— start of STORED DATA —

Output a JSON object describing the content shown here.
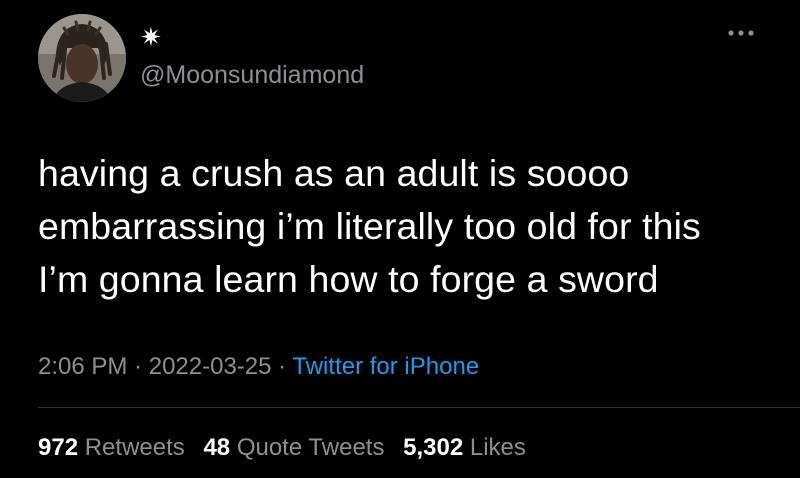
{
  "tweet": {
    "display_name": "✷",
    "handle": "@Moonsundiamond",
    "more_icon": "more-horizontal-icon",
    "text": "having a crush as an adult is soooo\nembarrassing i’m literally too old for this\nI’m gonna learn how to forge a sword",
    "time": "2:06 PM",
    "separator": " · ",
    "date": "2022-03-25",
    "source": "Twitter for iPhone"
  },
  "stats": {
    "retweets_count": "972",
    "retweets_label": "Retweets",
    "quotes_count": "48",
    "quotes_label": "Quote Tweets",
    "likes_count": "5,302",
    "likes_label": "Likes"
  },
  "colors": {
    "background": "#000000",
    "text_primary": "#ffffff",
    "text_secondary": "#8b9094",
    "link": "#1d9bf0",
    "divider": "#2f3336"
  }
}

— end of STORED DATA —

§ **STATED TASK**
Exclude the images, then output the data above word for word.

§ **COMPLETED TASK**
Output a JSON object describing the content shown here.
{
  "tweet": {
    "display_name": "✷",
    "handle": "@Moonsundiamond",
    "more_icon": "more-horizontal-icon",
    "text": "having a crush as an adult is soooo\nembarrassing i’m literally too old for this\nI’m gonna learn how to forge a sword",
    "time": "2:06 PM",
    "separator": " · ",
    "date": "2022-03-25",
    "source": "Twitter for iPhone"
  },
  "stats": {
    "retweets_count": "972",
    "retweets_label": "Retweets",
    "quotes_count": "48",
    "quotes_label": "Quote Tweets",
    "likes_count": "5,302",
    "likes_label": "Likes"
  },
  "colors": {
    "background": "#000000",
    "text_primary": "#ffffff",
    "text_secondary": "#8b9094",
    "link": "#1d9bf0",
    "divider": "#2f3336"
  }
}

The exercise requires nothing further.